▶ _GIVEN RECORDS_

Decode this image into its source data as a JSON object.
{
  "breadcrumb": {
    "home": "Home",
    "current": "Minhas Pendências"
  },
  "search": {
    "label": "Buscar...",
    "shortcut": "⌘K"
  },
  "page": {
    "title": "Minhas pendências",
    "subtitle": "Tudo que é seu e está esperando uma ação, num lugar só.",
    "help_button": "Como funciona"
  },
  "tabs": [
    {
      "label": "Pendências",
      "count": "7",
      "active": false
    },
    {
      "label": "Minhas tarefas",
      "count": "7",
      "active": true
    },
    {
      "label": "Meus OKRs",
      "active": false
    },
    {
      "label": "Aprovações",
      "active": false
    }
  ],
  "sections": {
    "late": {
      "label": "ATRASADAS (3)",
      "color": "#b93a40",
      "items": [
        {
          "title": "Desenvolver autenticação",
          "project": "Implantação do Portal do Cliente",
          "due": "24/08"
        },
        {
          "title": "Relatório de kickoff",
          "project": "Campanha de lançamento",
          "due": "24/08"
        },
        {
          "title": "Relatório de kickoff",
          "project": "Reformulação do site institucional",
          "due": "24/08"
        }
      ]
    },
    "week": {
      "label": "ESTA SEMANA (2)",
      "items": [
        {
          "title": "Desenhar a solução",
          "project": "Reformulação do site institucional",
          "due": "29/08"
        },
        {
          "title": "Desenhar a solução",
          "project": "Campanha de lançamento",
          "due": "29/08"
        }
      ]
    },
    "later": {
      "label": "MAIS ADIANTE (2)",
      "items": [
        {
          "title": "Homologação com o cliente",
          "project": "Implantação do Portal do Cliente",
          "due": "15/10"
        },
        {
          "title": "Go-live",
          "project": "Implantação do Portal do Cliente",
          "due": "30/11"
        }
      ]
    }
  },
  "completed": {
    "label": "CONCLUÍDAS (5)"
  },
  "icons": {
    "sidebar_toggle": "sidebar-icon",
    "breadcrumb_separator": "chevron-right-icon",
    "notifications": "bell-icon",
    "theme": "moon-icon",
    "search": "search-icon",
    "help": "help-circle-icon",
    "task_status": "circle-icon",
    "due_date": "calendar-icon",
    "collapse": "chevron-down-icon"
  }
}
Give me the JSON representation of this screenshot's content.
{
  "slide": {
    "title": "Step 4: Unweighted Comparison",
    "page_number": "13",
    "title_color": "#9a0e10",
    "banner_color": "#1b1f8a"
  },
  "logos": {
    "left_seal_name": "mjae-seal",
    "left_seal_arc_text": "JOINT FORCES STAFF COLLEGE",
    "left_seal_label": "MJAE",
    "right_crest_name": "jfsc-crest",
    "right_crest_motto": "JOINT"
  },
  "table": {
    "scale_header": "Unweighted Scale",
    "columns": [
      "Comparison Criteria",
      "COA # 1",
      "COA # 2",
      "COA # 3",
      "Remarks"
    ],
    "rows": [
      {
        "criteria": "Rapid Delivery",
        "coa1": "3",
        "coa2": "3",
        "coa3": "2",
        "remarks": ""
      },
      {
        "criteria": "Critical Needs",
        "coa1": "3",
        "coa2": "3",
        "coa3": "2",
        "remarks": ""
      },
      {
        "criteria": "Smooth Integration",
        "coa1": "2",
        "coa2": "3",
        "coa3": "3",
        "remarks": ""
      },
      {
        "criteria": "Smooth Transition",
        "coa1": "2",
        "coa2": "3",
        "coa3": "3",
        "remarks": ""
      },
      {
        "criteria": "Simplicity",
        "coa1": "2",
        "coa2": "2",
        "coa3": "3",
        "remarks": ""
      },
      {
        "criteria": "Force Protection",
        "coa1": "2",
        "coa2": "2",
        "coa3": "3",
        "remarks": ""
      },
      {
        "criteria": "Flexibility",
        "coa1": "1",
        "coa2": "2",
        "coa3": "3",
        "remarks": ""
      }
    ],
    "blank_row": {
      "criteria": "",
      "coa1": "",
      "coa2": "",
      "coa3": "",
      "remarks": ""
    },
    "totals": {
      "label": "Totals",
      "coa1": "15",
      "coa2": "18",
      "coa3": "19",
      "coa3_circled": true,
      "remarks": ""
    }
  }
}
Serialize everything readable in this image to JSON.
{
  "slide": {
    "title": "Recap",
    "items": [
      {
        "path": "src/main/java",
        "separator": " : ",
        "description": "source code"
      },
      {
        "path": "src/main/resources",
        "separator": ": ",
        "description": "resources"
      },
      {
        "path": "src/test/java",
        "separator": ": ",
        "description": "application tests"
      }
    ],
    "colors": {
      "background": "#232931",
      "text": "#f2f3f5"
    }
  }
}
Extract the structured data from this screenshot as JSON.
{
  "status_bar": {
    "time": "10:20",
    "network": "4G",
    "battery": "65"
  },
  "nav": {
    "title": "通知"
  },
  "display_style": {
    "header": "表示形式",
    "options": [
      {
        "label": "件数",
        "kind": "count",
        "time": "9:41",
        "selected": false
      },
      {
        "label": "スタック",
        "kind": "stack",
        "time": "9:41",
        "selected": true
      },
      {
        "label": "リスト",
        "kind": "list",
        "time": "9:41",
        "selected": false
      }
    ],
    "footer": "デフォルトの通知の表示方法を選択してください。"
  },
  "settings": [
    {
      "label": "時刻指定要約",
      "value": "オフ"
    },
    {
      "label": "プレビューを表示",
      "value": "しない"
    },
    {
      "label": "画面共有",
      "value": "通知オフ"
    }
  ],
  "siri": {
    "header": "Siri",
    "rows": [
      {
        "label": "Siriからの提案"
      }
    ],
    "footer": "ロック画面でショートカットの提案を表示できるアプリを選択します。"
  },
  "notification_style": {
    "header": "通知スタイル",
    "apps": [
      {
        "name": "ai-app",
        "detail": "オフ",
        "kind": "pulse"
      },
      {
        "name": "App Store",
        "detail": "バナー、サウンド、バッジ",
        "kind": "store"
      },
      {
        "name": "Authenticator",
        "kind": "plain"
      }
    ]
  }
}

▶ _OBJECTIVE_
Repeat exactly, and only, the lines of the records above, starting with the line that contains "Serialize everything readable" and ending with the final line, both included.

▶ _SOLVED EXERCISE_
Serialize everything readable in this image to JSON.
{
  "slide": {
    "title": "Recap",
    "items": [
      {
        "path": "src/main/java",
        "separator": " : ",
        "description": "source code"
      },
      {
        "path": "src/main/resources",
        "separator": ": ",
        "description": "resources"
      },
      {
        "path": "src/test/java",
        "separator": ": ",
        "description": "application tests"
      }
    ],
    "colors": {
      "background": "#232931",
      "text": "#f2f3f5"
    }
  }
}
Extract the structured data from this screenshot as JSON.
{
  "status_bar": {
    "time": "10:20",
    "network": "4G",
    "battery": "65"
  },
  "nav": {
    "title": "通知"
  },
  "display_style": {
    "header": "表示形式",
    "options": [
      {
        "label": "件数",
        "kind": "count",
        "time": "9:41",
        "selected": false
      },
      {
        "label": "スタック",
        "kind": "stack",
        "time": "9:41",
        "selected": true
      },
      {
        "label": "リスト",
        "kind": "list",
        "time": "9:41",
        "selected": false
      }
    ],
    "footer": "デフォルトの通知の表示方法を選択してください。"
  },
  "settings": [
    {
      "label": "時刻指定要約",
      "value": "オフ"
    },
    {
      "label": "プレビューを表示",
      "value": "しない"
    },
    {
      "label": "画面共有",
      "value": "通知オフ"
    }
  ],
  "siri": {
    "header": "Siri",
    "rows": [
      {
        "label": "Siriからの提案"
      }
    ],
    "footer": "ロック画面でショートカットの提案を表示できるアプリを選択します。"
  },
  "notification_style": {
    "header": "通知スタイル",
    "apps": [
      {
        "name": "ai-app",
        "detail": "オフ",
        "kind": "pulse"
      },
      {
        "name": "App Store",
        "detail": "バナー、サウンド、バッジ",
        "kind": "store"
      },
      {
        "name": "Authenticator",
        "kind": "plain"
      }
    ]
  }
}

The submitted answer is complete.